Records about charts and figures
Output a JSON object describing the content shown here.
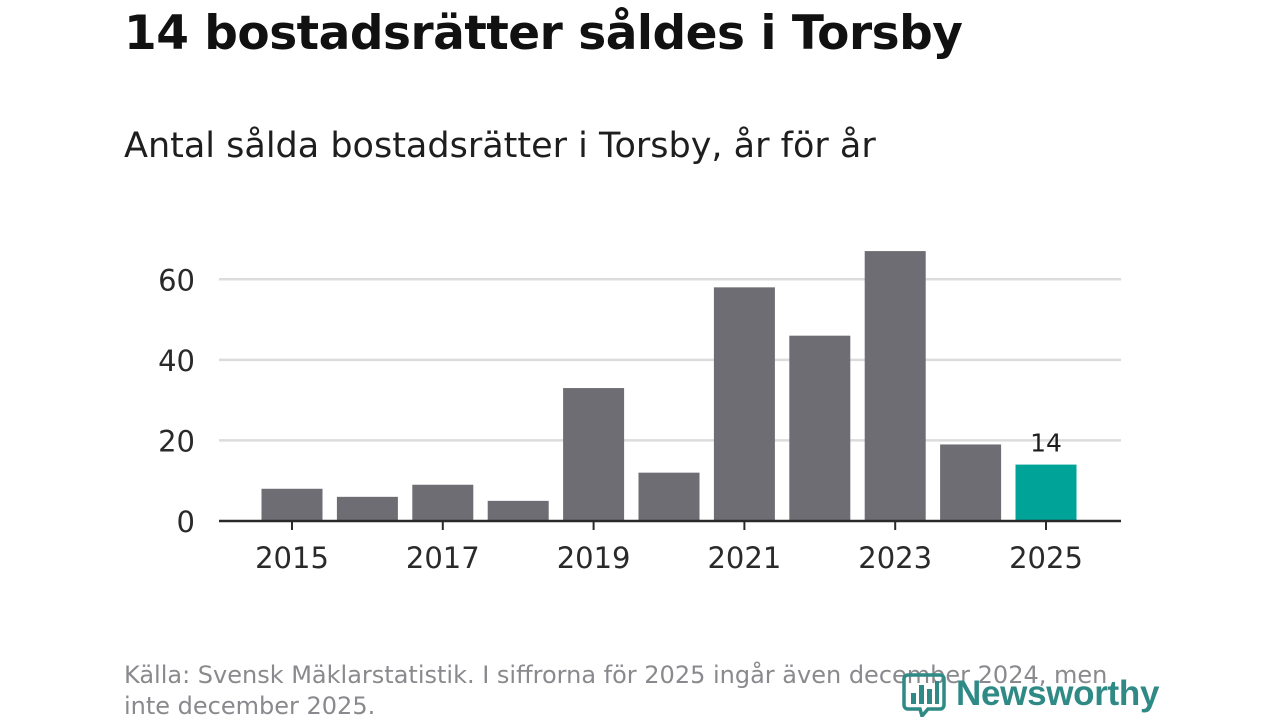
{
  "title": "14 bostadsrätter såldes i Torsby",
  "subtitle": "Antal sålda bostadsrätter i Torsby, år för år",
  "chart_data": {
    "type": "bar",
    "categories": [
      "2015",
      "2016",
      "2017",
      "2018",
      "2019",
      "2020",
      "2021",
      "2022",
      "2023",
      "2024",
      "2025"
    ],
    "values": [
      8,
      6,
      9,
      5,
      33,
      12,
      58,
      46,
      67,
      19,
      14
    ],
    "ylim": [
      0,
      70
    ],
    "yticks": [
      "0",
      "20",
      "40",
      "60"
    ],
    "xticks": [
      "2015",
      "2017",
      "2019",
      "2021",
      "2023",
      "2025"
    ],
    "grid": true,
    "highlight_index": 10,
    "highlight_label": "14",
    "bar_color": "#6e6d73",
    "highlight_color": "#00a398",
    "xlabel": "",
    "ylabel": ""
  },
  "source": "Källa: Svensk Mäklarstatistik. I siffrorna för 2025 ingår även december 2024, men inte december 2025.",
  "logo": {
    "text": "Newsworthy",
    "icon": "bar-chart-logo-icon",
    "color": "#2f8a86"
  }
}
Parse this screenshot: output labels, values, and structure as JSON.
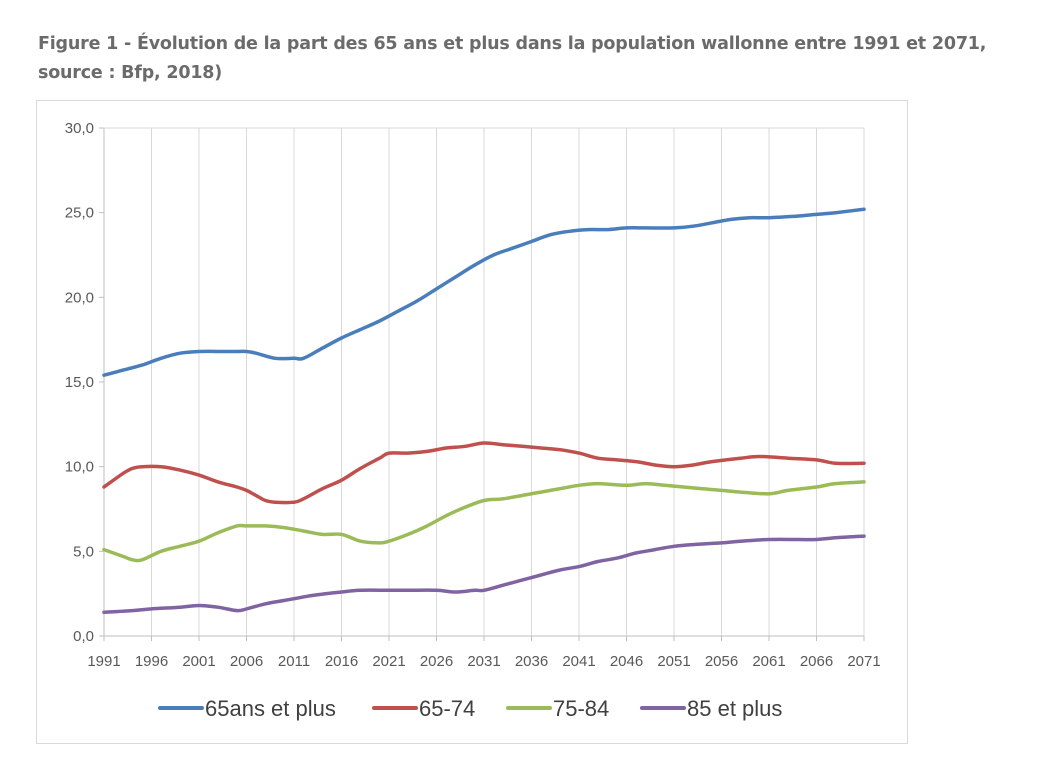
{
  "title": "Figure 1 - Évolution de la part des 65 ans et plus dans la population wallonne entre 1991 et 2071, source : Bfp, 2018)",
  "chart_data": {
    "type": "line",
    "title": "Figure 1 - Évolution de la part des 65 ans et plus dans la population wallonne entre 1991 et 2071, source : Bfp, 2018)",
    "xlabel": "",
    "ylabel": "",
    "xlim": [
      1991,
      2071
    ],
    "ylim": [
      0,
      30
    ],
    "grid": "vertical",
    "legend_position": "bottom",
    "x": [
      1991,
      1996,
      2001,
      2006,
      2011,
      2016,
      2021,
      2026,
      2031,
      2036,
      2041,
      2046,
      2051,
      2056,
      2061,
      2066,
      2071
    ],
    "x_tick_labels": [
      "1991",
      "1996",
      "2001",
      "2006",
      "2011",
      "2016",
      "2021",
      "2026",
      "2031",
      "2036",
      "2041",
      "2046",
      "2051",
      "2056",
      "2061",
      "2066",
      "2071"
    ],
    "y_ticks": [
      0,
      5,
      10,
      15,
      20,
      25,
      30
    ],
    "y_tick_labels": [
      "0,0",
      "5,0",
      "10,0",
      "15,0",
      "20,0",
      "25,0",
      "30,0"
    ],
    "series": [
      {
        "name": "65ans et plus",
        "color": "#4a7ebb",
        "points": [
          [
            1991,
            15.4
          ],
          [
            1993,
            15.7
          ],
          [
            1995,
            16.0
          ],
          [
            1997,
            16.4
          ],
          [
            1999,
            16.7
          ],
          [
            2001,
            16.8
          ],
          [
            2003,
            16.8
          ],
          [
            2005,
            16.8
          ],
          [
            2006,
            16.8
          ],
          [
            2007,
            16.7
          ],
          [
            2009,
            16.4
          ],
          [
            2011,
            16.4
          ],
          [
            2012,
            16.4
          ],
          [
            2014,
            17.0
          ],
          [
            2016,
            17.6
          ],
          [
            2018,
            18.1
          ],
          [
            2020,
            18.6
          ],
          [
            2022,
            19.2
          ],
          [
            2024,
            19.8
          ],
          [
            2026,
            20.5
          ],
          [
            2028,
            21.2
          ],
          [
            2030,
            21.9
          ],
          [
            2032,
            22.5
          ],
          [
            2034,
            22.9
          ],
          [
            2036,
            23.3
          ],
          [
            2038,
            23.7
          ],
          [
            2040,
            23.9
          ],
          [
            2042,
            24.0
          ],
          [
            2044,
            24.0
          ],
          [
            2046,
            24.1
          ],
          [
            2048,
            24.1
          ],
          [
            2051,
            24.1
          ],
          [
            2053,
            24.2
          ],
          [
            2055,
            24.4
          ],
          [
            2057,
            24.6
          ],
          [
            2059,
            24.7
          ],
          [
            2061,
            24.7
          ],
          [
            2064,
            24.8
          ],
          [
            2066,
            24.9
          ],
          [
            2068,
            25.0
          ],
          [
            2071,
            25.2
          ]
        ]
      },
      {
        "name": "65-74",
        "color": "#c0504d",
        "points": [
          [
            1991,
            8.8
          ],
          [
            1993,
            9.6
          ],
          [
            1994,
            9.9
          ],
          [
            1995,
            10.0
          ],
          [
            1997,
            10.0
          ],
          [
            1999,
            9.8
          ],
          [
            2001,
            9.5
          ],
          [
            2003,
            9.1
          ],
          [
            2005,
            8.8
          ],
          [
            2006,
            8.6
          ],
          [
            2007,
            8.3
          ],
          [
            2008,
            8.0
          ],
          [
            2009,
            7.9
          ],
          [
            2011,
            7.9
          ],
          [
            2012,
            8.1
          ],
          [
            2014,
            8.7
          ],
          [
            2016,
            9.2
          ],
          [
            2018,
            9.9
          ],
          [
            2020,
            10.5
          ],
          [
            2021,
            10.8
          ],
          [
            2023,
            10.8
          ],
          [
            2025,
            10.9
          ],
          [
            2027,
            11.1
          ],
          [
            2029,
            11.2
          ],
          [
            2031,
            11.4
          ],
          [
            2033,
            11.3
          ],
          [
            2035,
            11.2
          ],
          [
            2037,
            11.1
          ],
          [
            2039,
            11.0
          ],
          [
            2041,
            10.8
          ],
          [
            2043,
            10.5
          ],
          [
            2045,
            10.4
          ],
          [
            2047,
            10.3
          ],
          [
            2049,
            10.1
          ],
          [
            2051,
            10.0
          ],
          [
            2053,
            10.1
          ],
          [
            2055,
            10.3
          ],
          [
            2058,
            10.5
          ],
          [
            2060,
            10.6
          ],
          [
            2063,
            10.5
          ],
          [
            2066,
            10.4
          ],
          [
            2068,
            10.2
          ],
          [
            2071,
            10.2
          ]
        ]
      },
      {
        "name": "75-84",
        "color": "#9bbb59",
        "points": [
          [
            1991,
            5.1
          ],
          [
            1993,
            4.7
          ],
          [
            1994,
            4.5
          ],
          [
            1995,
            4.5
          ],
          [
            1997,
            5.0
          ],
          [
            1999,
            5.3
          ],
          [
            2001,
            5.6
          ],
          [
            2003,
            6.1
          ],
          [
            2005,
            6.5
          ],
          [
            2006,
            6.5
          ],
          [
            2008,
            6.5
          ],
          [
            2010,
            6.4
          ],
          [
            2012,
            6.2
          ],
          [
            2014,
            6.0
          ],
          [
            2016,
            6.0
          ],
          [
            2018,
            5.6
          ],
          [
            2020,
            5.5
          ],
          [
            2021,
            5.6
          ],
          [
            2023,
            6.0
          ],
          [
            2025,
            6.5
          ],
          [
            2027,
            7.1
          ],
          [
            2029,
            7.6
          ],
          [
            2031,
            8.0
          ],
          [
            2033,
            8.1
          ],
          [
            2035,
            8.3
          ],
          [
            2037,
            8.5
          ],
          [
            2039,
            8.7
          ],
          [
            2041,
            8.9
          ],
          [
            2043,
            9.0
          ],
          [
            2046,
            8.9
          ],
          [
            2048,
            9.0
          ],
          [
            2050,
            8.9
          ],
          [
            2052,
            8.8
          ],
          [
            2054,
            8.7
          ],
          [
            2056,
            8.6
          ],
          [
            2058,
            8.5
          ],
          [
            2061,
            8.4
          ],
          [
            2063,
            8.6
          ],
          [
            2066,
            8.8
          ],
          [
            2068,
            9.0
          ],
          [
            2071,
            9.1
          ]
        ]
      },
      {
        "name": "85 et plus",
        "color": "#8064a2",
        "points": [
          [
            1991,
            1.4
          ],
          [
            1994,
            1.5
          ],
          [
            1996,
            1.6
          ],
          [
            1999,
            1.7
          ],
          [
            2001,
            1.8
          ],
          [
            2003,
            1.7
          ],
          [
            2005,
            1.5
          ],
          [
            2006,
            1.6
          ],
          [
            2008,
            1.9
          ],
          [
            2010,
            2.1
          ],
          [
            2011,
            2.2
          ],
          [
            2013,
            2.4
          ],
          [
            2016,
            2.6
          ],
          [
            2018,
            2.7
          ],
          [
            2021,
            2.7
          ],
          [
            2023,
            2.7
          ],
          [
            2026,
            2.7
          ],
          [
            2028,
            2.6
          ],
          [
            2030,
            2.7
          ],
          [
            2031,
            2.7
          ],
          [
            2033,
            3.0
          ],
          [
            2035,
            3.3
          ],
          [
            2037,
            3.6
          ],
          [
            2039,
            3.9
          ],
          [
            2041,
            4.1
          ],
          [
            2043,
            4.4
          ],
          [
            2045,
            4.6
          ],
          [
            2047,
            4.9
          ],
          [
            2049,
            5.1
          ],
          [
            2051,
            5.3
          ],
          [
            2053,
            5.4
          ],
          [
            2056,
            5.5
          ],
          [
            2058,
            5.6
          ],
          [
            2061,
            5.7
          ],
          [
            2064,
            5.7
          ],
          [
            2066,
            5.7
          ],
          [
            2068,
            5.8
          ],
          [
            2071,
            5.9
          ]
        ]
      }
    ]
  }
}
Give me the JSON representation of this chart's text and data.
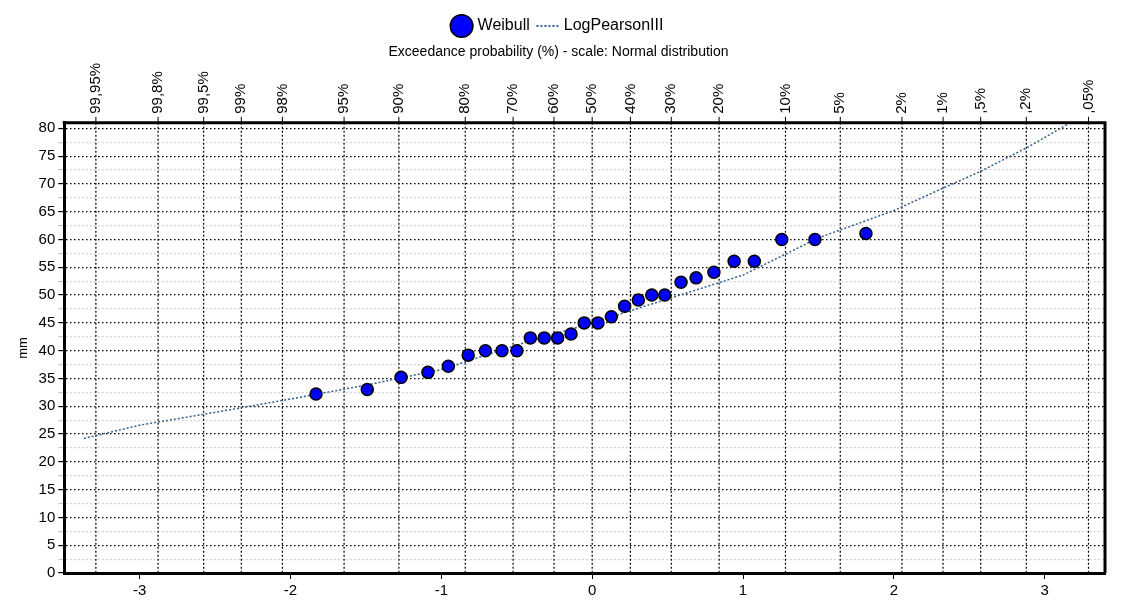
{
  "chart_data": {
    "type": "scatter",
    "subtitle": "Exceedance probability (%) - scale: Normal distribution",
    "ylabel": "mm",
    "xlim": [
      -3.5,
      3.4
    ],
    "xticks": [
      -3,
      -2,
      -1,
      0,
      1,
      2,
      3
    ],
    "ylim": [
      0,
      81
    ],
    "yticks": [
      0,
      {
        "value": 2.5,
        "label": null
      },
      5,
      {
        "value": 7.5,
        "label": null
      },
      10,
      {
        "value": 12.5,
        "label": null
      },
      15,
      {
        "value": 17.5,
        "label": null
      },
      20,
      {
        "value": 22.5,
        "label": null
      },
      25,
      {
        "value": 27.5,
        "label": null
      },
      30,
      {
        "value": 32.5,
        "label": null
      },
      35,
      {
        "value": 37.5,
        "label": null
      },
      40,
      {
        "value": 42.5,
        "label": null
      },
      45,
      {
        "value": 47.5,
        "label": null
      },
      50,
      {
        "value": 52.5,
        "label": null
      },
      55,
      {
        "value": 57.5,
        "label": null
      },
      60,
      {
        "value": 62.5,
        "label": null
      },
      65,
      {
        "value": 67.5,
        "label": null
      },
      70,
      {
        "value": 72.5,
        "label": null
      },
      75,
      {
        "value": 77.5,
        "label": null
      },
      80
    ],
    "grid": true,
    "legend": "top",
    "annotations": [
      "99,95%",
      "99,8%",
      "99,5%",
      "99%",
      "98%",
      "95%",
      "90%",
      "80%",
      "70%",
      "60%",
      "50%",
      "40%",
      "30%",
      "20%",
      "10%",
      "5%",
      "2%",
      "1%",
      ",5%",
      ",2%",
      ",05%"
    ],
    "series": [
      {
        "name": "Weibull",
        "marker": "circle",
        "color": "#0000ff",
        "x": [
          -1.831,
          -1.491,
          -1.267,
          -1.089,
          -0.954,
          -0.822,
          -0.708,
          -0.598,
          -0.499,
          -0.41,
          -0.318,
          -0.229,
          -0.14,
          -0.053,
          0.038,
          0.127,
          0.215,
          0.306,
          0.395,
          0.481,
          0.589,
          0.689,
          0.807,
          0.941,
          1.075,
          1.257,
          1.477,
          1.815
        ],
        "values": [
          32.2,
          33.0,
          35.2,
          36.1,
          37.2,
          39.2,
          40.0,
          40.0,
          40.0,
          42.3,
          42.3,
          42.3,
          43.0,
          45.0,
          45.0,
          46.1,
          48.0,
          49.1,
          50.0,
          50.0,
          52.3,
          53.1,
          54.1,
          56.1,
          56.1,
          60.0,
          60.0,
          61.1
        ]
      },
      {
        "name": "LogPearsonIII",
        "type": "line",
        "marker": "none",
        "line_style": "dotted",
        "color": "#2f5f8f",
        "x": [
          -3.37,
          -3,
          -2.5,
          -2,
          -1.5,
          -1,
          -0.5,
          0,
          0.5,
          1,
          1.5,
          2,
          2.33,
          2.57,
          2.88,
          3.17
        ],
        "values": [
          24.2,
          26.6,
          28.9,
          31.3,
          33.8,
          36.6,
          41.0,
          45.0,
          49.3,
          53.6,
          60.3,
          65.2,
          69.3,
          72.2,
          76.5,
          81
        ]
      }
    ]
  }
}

**Exercise objective:** In the listing above, find the lines holding the word "text" and copy them.

**Reply:**
    "text": "Newsworthy",
Give me the JSON representation of this chart's text and data.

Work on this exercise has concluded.